* [Materials provided]

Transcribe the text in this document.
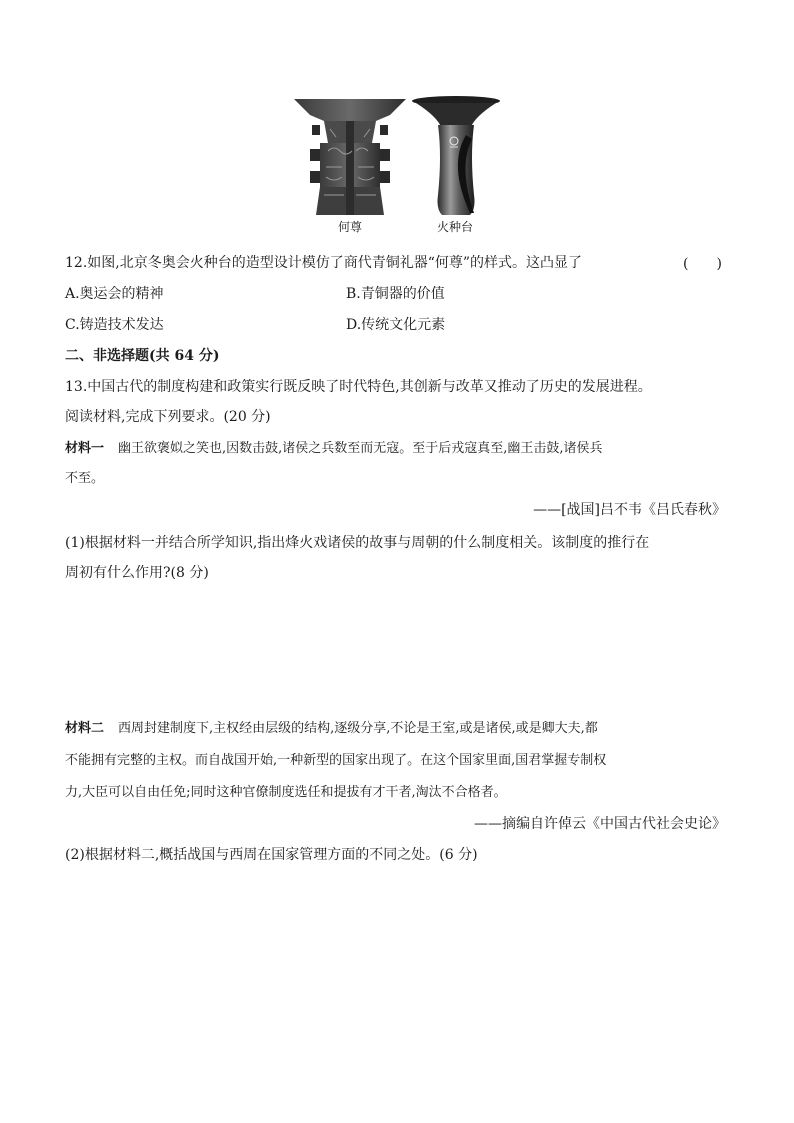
何尊	火种台
12.如图,北京冬奥会火种台的造型设计模仿了商代青铜礼器“何尊”的样式。这凸显了	(　　)
A.奥运会的精神	B.青铜器的价值
C.铸造技术发达	D.传统文化元素
二、非选择题(共 64 分)
13.中国古代的制度构建和政策实行既反映了时代特色,其创新与改革又推动了历史的发展进程。
阅读材料,完成下列要求。(20 分)
材料一 幽王欲褒姒之笑也,因数击鼓,诸侯之兵数至而无寇。至于后戎寇真至,幽王击鼓,诸侯兵
不至。
——[战国]吕不韦《吕氏春秋》
(1)根据材料一并结合所学知识,指出烽火戏诸侯的故事与周朝的什么制度相关。该制度的推行在
周初有什么作用?(8 分)
材料二 西周封建制度下,主权经由层级的结构,逐级分享,不论是王室,或是诸侯,或是卿大夫,都
不能拥有完整的主权。而自战国开始,一种新型的国家出现了。在这个国家里面,国君掌握专制权
力,大臣可以自由任免;同时这种官僚制度选任和提拔有才干者,淘汰不合格者。
——摘编自许倬云《中国古代社会史论》
(2)根据材料二,概括战国与西周在国家管理方面的不同之处。(6 分)
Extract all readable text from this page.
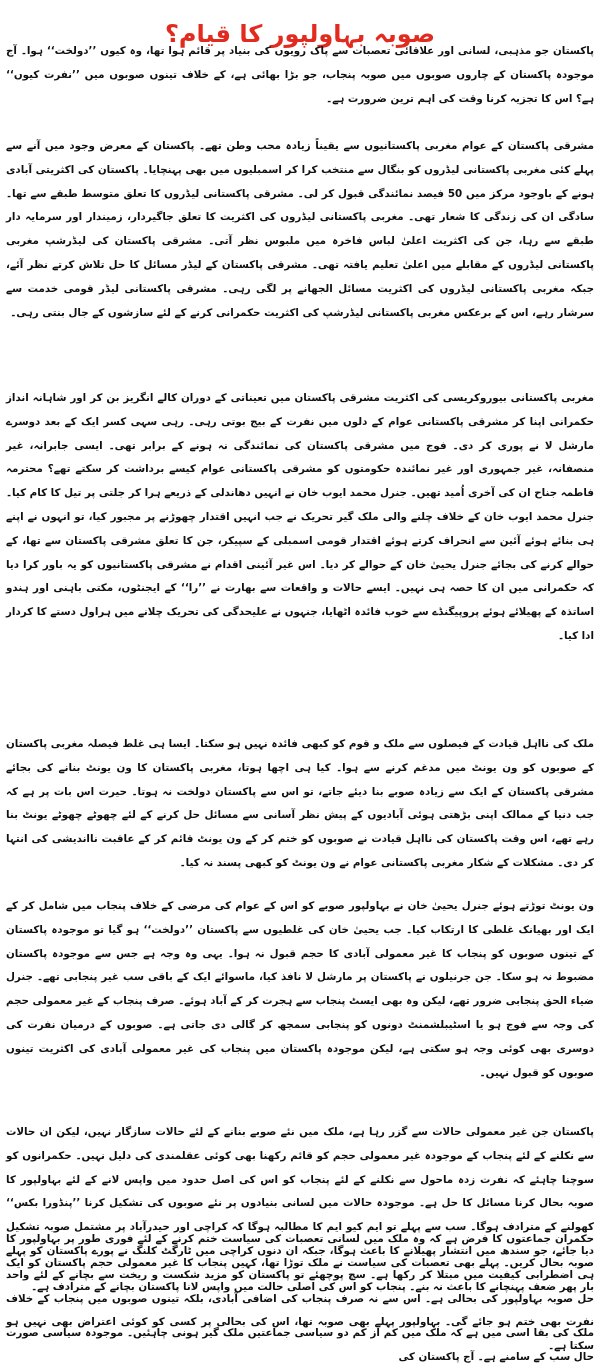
صوبہ بہاولپور کا قیام؟

پاکستان جو مذہبی، لسانی اور علاقائی تعصبات سے پاک رویوں کی بنیاد پر قائم ہوا تھا، وہ کیوں ’’دولخت‘‘ ہوا۔ آج موجودہ پاکستان کے چاروں صوبوں میں صوبہ پنجاب، جو بڑا بھائی ہے، کے خلاف تینوں صوبوں میں ’’نفرت کیوں‘‘ ہے؟ اس کا تجزیہ کرنا وقت کی اہم ترین ضرورت ہے۔

مشرقی پاکستان کے عوام مغربی پاکستانیوں سے یقیناً زیادہ محب وطن تھے۔ پاکستان کے معرض وجود میں آنے سے پہلے کئی مغربی پاکستانی لیڈروں کو بنگال سے منتخب کرا کر اسمبلیوں میں بھی پہنچایا۔ پاکستان کی اکثریتی آبادی ہونے کے باوجود مرکز میں 50 فیصد نمائندگی قبول کر لی۔ مشرقی پاکستانی لیڈروں کا تعلق متوسط طبقے سے تھا۔ سادگی ان کی زندگی کا شعار تھی۔ مغربی پاکستانی لیڈروں کی اکثریت کا تعلق جاگیردار، زمیندار اور سرمایہ دار طبقے سے رہا، جن کی اکثریت اعلیٰ لباس فاخرہ میں ملبوس نظر آتی۔ مشرقی پاکستان کی لیڈرشپ مغربی پاکستانی لیڈروں کے مقابلے میں اعلیٰ تعلیم یافتہ تھی۔ مشرقی پاکستان کے لیڈر مسائل کا حل تلاش کرتے نظر آئے، جبکہ مغربی پاکستانی لیڈروں کی اکثریت مسائل الجھانے پر لگی رہی۔ مشرقی پاکستانی لیڈر قومی خدمت سے سرشار رہے، اس کے برعکس مغربی پاکستانی لیڈرشپ کی اکثریت حکمرانی کرنے کے لئے سازشوں کے جال بنتی رہی۔

مغربی پاکستانی بیوروکریسی کی اکثریت مشرقی پاکستان میں تعیناتی کے دوران کالے انگریز بن کر اور شاہانہ انداز حکمرانی اپنا کر مشرقی پاکستانی عوام کے دلوں میں نفرت کے بیج بوتی رہی۔ رہی سہی کسر ایک کے بعد دوسرے مارشل لا نے پوری کر دی۔ فوج میں مشرقی پاکستان کی نمائندگی نہ ہونے کے برابر تھی۔ ایسی جابرانہ، غیر منصفانہ، غیر جمہوری اور غیر نمائندہ حکومتوں کو مشرقی پاکستانی عوام کیسے برداشت کر سکتے تھے؟ محترمہ فاطمہ جناح ان کی آخری اُمید تھیں۔ جنرل محمد ایوب خان نے انہیں دھاندلی کے ذریعے ہرا کر جلتی پر تیل کا کام کیا۔ جنرل محمد ایوب خان کے خلاف چلنے والی ملک گیر تحریک نے جب انہیں اقتدار چھوڑنے پر مجبور کیا، تو انہوں نے اپنے ہی بنائے ہوئے آئین سے انحراف کرتے ہوئے اقتدار قومی اسمبلی کے سپیکر، جن کا تعلق مشرقی پاکستان سے تھا، کے حوالے کرنے کی بجائے جنرل یحییٰ خان کے حوالے کر دیا۔ اس غیر آئینی اقدام نے مشرقی پاکستانیوں کو یہ باور کرا دیا کہ حکمرانی میں ان کا حصہ ہی نہیں۔ ایسے حالات و واقعات سے بھارت نے ’’را‘‘ کے ایجنٹوں، مکتی باہنی اور ہندو اساتذہ کے پھیلائے ہوئے پروپیگنڈے سے خوب فائدہ اٹھایا، جنہوں نے علیحدگی کی تحریک چلانے میں ہراول دستے کا کردار ادا کیا۔

ملک کی نااہل قیادت کے فیصلوں سے ملک و قوم کو کبھی فائدہ نہیں ہو سکتا۔ ایسا ہی غلط فیصلہ مغربی پاکستان کے صوبوں کو ون یونٹ میں مدغم کرنے سے ہوا۔ کیا ہی اچھا ہوتا، مغربی پاکستان کا ون یونٹ بنانے کی بجائے مشرقی پاکستان کے ایک سے زیادہ صوبے بنا دیئے جاتے، تو اس سے پاکستان دولخت نہ ہوتا۔ حیرت اس بات پر ہے کہ جب دنیا کے ممالک اپنی بڑھتی ہوئی آبادیوں کے پیش نظر آسانی سے مسائل حل کرنے کے لئے چھوٹے چھوٹے یونٹ بنا رہے تھے، اس وقت پاکستان کی نااہل قیادت نے صوبوں کو ختم کر کے ون یونٹ قائم کر کے عاقبت نااندیشی کی انتہا کر دی۔ مشکلات کے شکار مغربی پاکستانی عوام نے ون یونٹ کو کبھی پسند نہ کیا۔

ون یونٹ توڑتے ہوئے جنرل یحییٰ خان نے بہاولپور صوبے کو اس کے عوام کی مرضی کے خلاف پنجاب میں شامل کر کے ایک اور بھیانک غلطی کا ارتکاب کیا۔ جب یحییٰ خان کی غلطیوں سے پاکستان ’’دولخت‘‘ ہو گیا تو موجودہ پاکستان کے تینوں صوبوں کو پنجاب کا غیر معمولی آبادی کا حجم قبول نہ ہوا۔ یہی وہ وجہ ہے جس سے موجودہ پاکستان مضبوط نہ ہو سکا۔ جن جرنیلوں نے پاکستان پر مارشل لا نافذ کیا، ماسوائے ایک کے باقی سب غیر پنجابی تھے۔ جنرل ضیاء الحق پنجابی ضرور تھے، لیکن وہ بھی ایسٹ پنجاب سے ہجرت کر کے آباد ہوئے۔ صرف پنجاب کے غیر معمولی حجم کی وجہ سے فوج ہو یا اسٹیبلشمنٹ دونوں کو پنجابی سمجھ کر گالی دی جاتی ہے۔ صوبوں کے درمیان نفرت کی دوسری بھی کوئی وجہ ہو سکتی ہے، لیکن موجودہ پاکستان میں پنجاب کی غیر معمولی آبادی کی اکثریت تینوں صوبوں کو قبول نہیں۔

پاکستان جن غیر معمولی حالات سے گزر رہا ہے، ملک میں نئے صوبے بنانے کے لئے حالات سازگار نہیں، لیکن ان حالات سے نکلنے کے لئے پنجاب کے موجودہ غیر معمولی حجم کو قائم رکھنا بھی کوئی عقلمندی کی دلیل نہیں۔ حکمرانوں کو سوچنا چاہئے کہ نفرت زدہ ماحول سے نکلنے کے لئے پنجاب کو اس کی اصل حدود میں واپس لانے کے لئے بہاولپور کا صوبہ بحال کرنا مسائل کا حل ہے۔ موجودہ حالات میں لسانی بنیادوں پر نئے صوبوں کی تشکیل کرنا ’’پنڈورا بکس‘‘ کھولنے کے مترادف ہوگا۔ سب سے پہلے تو ایم کیو ایم کا مطالبہ ہوگا کہ کراچی اور حیدرآباد پر مشتمل صوبہ تشکیل دیا جائے، جو سندھ میں انتشار پھیلانے کا باعث ہوگا، جبکہ ان دنوں کراچی میں ٹارگٹ کلنگ نے پورے پاکستان کو پہلے ہی اضطرابی کیفیت میں مبتلا کر رکھا ہے۔ سچ پوچھئے تو پاکستان کو مزید شکست و ریخت سے بچانے کے لئے واحد حل صوبہ بہاولپور کی بحالی ہے۔ اس سے نہ صرف پنجاب کی اضافی آبادی، بلکہ تینوں صوبوں میں پنجاب کے خلاف نفرت بھی ختم ہو جائے گی۔ بہاولپور پہلے بھی صوبہ تھا، اس کی بحالی پر کسی کو کوئی اعتراض بھی نہیں ہو سکتا ہے۔

حکمران جماعتوں کا فرض ہے کہ وہ ملک میں لسانی تعصبات کی سیاست ختم کرنے کے لئے فوری طور پر بہاولپور کا صوبہ بحال کریں۔ پہلے بھی تعصبات کی سیاست نے ملک توڑا تھا، کہیں پنجاب کا غیر معمولی حجم پاکستان کو ایک بار پھر ضعف پہنچانے کا باعث نہ بنے۔ پنجاب کو اس کی اصلی حالت میں واپس لانا پاکستان بچانے کے مترادف ہے۔

ملک کی بقا اسی میں ہے کہ ملک میں کم از کم دو سیاسی جماعتیں ملک گیر ہونی چاہئیں۔ موجودہ سیاسی صورت حال سب کے سامنے ہے۔ آج پاکستان کی
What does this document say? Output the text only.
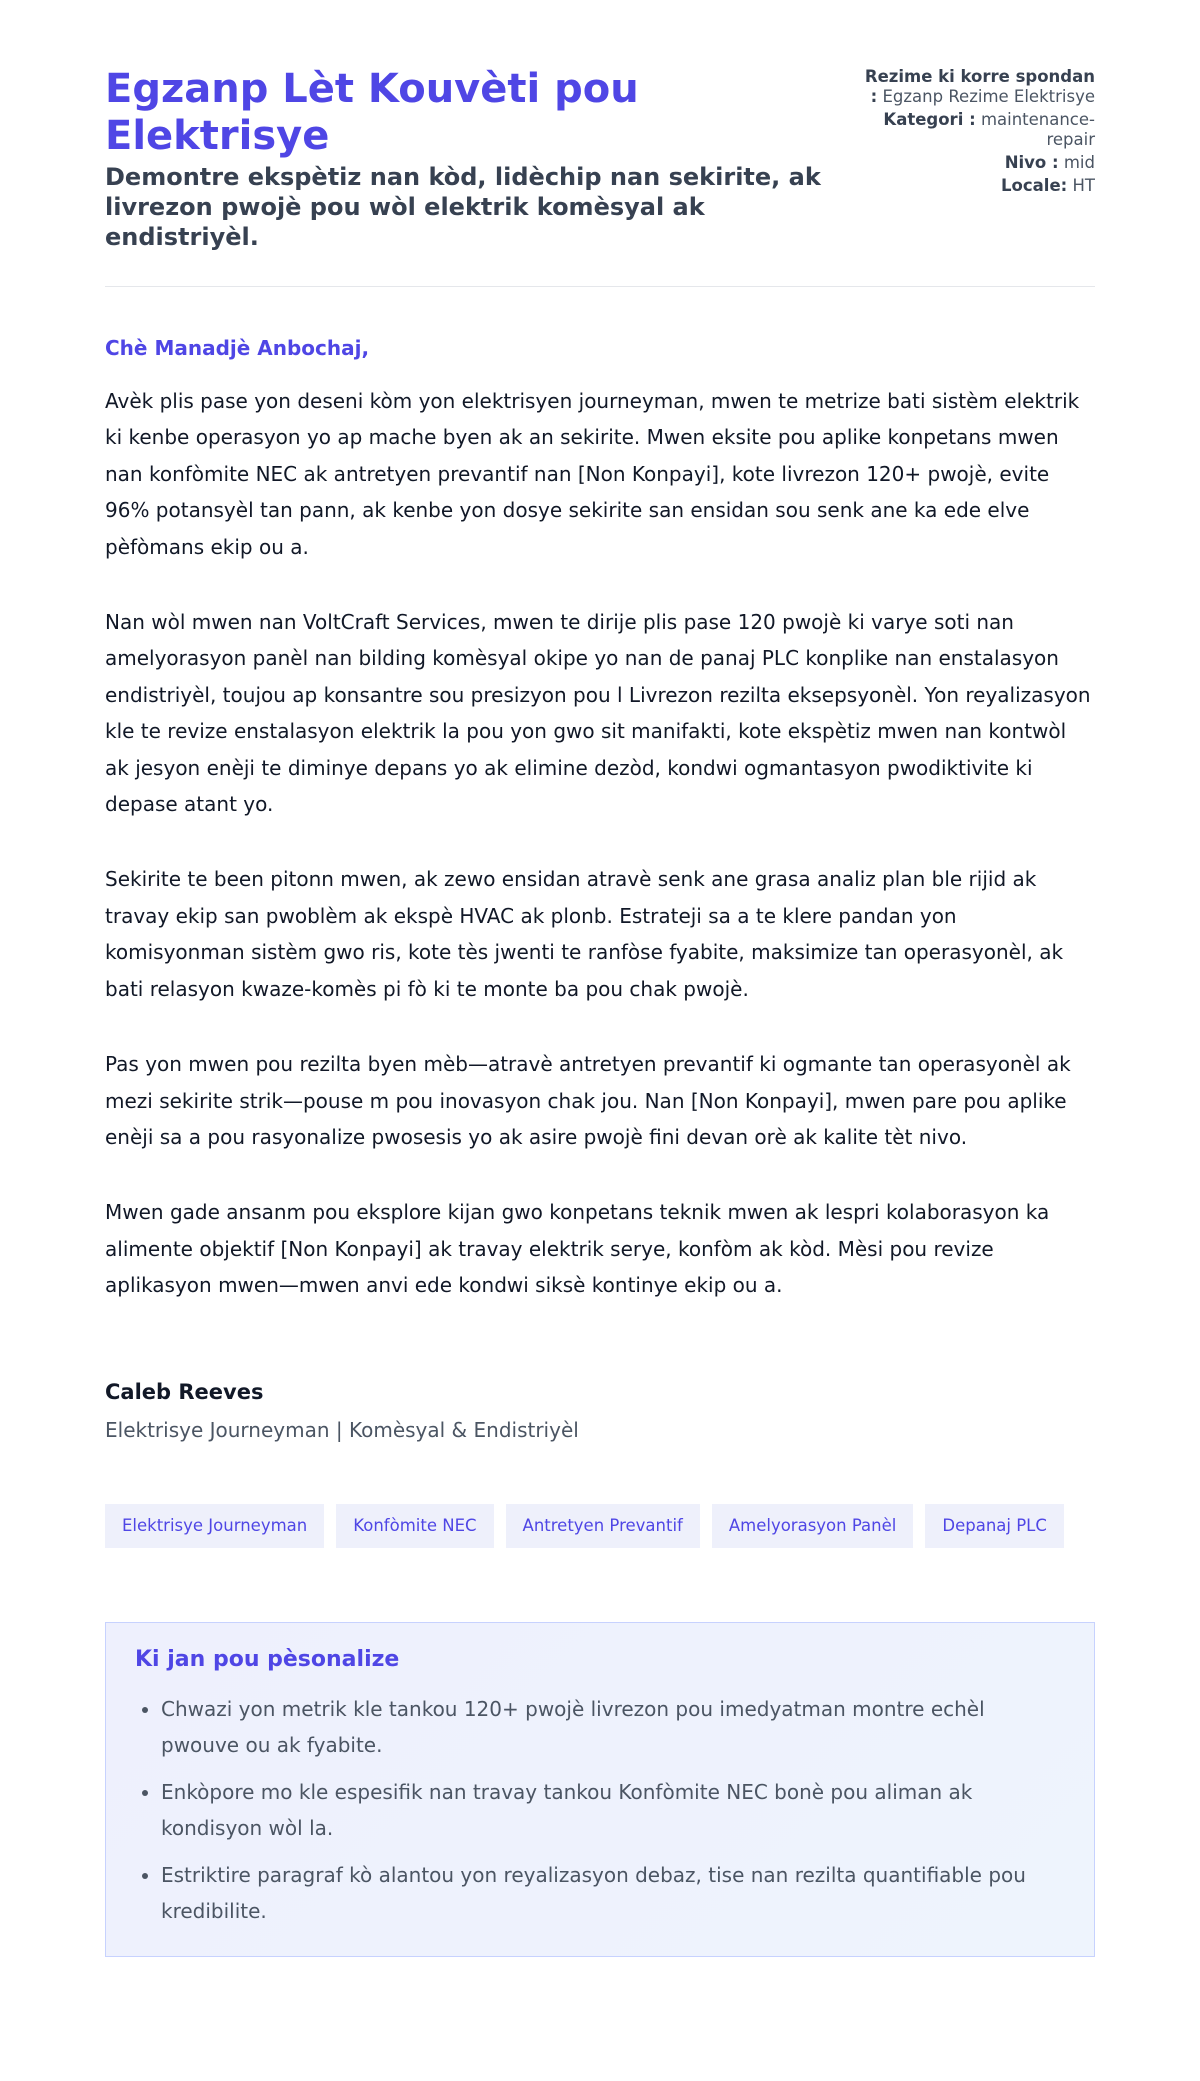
Egzanp Lèt Kouvèti pou Elektrisye
Demontre ekspètiz nan kòd, lidèchip nan sekirite, ak livrezon pwojè pou wòl elektrik komèsyal ak endistriyèl.
Rezime ki korre spondan : Egzanp Rezime Elektrisye
Kategori : maintenance-repair
Nivo : mid
Locale: HT

Chè Manadjè Anbochaj,

Avèk plis pase yon deseni kòm yon elektrisyen journeyman, mwen te metrize bati sistèm elektrik ki kenbe operasyon yo ap mache byen ak an sekirite. Mwen eksite pou aplike konpetans mwen nan konfòmite NEC ak antretyen prevantif nan [Non Konpayi], kote livrezon 120+ pwojè, evite 96% potansyèl tan pann, ak kenbe yon dosye sekirite san ensidan sou senk ane ka ede elve pèfòmans ekip ou a.

Nan wòl mwen nan VoltCraft Services, mwen te dirije plis pase 120 pwojè ki varye soti nan amelyorasyon panèl nan bilding komèsyal okipe yo nan de panaj PLC konplike nan enstalasyon endistriyèl, toujou ap konsantre sou presizyon pou l Livrezon rezilta eksepsyonèl. Yon reyalizasyon kle te revize enstalasyon elektrik la pou yon gwo sit manifakti, kote ekspètiz mwen nan kontwòl ak jesyon enèji te diminye depans yo ak elimine dezòd, kondwi ogmantasyon pwodiktivite ki depase atant yo.

Sekirite te been pitonn mwen, ak zewo ensidan atravè senk ane grasa analiz plan ble rijid ak travay ekip san pwoblèm ak ekspè HVAC ak plonb. Estrateji sa a te klere pandan yon komisyonman sistèm gwo ris, kote tès jwenti te ranfòse fyabite, maksimize tan operasyonèl, ak bati relasyon kwaze-komès pi fò ki te monte ba pou chak pwojè.

Pas yon mwen pou rezilta byen mèb—atravè antretyen prevantif ki ogmante tan operasyonèl ak mezi sekirite strik—pouse m pou inovasyon chak jou. Nan [Non Konpayi], mwen pare pou aplike enèji sa a pou rasyonalize pwosesis yo ak asire pwojè fini devan orè ak kalite tèt nivo.

Mwen gade ansanm pou eksplore kijan gwo konpetans teknik mwen ak lespri kolaborasyon ka alimente objektif [Non Konpayi] ak travay elektrik serye, konfòm ak kòd. Mèsi pou revize aplikasyon mwen—mwen anvi ede kondwi siksè kontinye ekip ou a.

Caleb Reeves

Elektrisye Journeyman | Komèsyal & Endistriyèl

Elektrisye Journeyman	Konfòmite NEC	Antretyen Prevantif	Amelyorasyon Panèl	Depanaj PLC
Ki jan pou pèsonalize
• Chwazi yon metrik kle tankou 120+ pwojè livrezon pou imedyatman montre echèl pwouve ou ak fyabite.
• Enkòpore mo kle espesifik nan travay tankou Konfòmite NEC bonè pou aliman ak kondisyon wòl la.
• Estriktire paragraf kò alantou yon reyalizasyon debaz, tise nan rezilta quantifiable pou kredibilite.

* [Work to be completed]
Scan the lines above for "rezilta", then copy every one that has it.

* [Expected answer]
Nan wòl mwen nan VoltCraft Services, mwen te dirije plis pase 120 pwojè ki varye soti nan amelyorasyon panèl nan bilding komèsyal okipe yo nan de panaj PLC konplike nan enstalasyon endistriyèl, toujou ap konsantre sou presizyon pou l Livrezon rezilta eksepsyonèl. Yon reyalizasyon kle te revize enstalasyon elektrik la pou yon gwo sit manifakti, kote ekspètiz mwen nan kontwòl ak jesyon enèji te diminye depans yo ak elimine dezòd, kondwi ogmantasyon pwodiktivite ki depase atant yo.
Pas yon mwen pou rezilta byen mèb—atravè antretyen prevantif ki ogmante tan operasyonèl ak mezi sekirite strik—pouse m pou inovasyon chak jou. Nan [Non Konpayi], mwen pare pou aplike enèji sa a pou rasyonalize pwosesis yo ak asire pwojè fini devan orè ak kalite tèt nivo.
• Estriktire paragraf kò alantou yon reyalizasyon debaz, tise nan rezilta quantifiable pou kredibilite.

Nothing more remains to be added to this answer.